Work through the data below and copy out every line where "Haemophilus" is found.

+===+

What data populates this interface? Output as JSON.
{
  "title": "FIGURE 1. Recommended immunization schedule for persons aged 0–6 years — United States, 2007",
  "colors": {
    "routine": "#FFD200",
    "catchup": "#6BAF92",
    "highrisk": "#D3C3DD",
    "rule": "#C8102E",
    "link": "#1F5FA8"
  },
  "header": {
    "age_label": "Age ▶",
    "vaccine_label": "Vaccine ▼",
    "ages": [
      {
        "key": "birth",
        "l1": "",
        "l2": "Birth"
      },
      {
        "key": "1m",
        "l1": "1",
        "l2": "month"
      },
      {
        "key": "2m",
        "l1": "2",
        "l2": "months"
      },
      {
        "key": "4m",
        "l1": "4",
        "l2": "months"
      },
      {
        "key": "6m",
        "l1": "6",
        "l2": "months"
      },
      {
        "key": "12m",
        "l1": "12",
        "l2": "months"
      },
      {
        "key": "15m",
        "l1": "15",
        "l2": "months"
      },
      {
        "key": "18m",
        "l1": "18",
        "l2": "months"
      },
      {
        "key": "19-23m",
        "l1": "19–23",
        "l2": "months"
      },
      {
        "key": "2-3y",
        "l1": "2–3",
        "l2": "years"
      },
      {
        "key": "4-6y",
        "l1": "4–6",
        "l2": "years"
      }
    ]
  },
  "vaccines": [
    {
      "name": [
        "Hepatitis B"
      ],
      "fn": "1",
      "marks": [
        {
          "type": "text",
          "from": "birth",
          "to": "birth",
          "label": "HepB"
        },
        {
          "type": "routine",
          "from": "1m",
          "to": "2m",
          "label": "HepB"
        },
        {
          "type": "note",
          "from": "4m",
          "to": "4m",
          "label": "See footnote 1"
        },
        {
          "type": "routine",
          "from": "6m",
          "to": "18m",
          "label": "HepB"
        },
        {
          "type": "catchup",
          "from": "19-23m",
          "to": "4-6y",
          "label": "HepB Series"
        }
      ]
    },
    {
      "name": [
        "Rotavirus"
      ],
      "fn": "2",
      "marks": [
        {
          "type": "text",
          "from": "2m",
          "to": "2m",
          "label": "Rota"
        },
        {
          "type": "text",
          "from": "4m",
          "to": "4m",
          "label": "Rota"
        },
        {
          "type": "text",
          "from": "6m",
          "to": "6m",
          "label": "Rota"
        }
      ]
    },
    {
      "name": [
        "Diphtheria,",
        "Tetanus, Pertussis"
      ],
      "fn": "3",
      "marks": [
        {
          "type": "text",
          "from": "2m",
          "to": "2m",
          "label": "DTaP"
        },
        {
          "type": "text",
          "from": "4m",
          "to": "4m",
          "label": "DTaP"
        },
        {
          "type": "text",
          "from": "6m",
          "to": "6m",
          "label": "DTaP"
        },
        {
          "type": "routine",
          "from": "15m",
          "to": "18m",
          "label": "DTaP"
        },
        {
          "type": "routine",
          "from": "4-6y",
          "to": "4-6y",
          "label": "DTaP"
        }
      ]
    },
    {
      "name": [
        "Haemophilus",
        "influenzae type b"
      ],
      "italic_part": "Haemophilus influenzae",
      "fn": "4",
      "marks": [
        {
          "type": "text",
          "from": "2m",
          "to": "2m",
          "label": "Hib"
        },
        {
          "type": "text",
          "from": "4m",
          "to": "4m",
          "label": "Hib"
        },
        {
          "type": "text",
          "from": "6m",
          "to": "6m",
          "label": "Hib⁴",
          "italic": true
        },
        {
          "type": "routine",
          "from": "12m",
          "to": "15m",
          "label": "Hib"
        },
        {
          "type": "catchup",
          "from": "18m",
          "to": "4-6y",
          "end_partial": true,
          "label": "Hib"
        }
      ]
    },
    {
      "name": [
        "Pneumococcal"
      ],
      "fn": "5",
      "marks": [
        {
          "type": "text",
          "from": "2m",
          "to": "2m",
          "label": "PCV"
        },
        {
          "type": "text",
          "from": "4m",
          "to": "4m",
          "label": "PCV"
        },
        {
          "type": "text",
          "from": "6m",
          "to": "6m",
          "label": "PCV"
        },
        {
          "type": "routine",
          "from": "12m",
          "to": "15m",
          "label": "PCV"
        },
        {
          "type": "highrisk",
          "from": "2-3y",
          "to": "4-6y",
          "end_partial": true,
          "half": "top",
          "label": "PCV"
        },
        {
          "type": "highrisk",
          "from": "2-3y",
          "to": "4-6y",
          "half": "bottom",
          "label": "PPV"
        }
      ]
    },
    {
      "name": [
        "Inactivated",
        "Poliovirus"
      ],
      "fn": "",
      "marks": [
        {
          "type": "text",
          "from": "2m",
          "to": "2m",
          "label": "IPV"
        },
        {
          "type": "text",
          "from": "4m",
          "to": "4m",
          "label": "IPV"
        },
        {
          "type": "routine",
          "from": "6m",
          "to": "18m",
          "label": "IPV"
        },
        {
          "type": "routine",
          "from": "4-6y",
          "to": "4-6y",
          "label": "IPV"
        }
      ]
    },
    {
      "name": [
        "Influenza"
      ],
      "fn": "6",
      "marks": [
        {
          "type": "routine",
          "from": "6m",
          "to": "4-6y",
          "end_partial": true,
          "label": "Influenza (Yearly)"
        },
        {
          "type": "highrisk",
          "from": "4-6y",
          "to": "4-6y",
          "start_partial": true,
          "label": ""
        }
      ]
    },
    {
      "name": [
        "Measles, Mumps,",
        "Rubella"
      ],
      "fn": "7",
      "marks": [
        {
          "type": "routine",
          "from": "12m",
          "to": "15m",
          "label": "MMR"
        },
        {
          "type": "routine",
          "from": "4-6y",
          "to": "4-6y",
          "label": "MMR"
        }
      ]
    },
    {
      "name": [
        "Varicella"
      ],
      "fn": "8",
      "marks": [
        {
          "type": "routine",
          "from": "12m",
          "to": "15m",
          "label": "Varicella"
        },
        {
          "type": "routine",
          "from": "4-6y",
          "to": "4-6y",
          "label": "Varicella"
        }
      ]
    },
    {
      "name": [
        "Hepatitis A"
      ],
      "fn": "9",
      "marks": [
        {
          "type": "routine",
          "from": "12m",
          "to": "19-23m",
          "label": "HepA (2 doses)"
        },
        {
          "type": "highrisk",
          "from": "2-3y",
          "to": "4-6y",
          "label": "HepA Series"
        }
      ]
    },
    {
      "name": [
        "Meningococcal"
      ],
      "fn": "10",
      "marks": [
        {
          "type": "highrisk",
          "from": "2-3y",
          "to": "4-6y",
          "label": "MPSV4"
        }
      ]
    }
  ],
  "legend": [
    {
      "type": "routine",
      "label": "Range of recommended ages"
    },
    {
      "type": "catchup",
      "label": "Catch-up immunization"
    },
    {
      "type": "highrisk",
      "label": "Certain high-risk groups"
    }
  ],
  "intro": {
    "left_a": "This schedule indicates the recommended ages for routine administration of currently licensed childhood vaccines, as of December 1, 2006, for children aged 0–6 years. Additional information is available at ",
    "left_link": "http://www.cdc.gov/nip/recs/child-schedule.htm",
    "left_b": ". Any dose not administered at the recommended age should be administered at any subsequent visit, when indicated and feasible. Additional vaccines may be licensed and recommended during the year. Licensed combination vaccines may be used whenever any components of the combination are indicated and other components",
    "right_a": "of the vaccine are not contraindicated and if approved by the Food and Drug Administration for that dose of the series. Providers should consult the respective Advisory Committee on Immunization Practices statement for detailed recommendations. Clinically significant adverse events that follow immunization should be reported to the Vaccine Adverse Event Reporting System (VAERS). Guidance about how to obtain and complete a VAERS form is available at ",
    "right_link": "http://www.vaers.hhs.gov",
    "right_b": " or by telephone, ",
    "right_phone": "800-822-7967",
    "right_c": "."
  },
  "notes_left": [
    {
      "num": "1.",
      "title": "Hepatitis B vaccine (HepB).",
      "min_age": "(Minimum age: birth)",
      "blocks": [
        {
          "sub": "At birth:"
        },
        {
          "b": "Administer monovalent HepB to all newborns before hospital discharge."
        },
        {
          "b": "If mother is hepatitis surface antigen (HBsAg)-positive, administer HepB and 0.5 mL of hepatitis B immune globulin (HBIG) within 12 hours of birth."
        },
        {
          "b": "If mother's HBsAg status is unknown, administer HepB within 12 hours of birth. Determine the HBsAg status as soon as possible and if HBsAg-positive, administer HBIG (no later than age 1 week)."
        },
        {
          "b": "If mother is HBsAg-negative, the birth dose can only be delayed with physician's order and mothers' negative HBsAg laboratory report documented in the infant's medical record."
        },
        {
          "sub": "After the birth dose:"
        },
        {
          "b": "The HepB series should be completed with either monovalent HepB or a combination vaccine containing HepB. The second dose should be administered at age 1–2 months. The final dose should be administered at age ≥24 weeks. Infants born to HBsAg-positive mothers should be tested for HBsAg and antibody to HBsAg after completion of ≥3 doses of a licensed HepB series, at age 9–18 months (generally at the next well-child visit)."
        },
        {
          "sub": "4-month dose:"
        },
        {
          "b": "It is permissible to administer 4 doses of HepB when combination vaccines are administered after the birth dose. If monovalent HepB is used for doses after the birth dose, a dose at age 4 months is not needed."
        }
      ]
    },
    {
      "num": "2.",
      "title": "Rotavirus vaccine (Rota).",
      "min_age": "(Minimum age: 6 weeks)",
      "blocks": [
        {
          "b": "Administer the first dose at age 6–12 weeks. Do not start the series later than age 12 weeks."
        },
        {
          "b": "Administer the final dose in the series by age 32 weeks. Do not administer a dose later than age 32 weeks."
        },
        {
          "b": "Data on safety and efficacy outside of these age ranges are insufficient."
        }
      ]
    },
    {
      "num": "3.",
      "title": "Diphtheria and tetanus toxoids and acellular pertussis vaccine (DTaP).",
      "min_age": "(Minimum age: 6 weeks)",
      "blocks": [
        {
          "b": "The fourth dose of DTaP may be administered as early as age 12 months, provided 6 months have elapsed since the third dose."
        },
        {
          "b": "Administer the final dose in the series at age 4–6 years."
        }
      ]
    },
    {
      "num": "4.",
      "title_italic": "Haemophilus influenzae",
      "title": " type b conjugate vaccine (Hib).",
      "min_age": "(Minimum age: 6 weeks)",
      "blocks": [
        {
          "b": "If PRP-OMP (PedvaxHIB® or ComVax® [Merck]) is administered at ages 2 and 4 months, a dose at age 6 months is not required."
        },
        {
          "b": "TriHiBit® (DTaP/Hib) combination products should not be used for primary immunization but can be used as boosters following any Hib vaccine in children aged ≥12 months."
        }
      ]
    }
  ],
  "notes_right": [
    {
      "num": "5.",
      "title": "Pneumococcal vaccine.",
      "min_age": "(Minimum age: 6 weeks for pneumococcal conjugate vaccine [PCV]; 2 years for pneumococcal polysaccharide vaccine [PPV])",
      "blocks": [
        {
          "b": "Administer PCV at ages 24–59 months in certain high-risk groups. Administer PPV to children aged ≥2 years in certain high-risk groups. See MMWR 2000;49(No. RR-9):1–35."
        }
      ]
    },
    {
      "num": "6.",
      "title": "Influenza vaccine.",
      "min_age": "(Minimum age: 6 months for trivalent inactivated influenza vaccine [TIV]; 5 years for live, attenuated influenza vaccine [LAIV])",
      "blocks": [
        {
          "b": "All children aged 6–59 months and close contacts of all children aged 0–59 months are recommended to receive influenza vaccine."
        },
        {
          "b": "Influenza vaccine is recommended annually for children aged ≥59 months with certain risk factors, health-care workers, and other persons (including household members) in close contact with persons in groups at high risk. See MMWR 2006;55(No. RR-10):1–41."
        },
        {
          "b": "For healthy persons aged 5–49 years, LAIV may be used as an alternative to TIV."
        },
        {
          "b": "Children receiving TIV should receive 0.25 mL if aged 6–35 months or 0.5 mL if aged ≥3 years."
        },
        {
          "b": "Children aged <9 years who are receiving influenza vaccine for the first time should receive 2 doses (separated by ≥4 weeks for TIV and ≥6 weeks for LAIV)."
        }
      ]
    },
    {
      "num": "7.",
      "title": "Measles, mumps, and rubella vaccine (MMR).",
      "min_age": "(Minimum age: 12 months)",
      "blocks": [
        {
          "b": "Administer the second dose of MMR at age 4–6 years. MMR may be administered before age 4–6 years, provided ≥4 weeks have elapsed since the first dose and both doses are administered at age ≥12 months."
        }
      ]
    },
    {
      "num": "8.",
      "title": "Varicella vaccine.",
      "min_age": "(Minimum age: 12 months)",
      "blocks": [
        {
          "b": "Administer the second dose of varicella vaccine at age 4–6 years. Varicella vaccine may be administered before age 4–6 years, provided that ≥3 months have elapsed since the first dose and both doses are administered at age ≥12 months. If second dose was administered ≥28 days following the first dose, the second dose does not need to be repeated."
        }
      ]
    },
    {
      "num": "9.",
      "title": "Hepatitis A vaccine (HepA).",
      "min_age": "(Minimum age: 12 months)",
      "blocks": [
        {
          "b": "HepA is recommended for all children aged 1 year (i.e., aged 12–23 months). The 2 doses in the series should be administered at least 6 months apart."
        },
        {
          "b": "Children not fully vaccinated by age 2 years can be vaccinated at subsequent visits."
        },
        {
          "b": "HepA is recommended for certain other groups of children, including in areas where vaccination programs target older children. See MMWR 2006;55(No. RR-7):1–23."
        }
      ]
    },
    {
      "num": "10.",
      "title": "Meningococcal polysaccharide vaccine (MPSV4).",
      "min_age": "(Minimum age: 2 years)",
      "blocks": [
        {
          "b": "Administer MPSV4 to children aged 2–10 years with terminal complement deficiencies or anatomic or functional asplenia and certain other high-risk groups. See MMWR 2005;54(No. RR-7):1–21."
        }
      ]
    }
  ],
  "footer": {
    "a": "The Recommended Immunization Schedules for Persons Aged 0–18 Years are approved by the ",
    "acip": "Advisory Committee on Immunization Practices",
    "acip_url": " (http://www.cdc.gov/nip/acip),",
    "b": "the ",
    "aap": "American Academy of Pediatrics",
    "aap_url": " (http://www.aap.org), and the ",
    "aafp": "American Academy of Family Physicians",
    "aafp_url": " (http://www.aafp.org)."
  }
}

+===+

• Task response:
        "Haemophilus",
      "italic_part": "Haemophilus influenzae",
      "title_italic": "Haemophilus influenzae",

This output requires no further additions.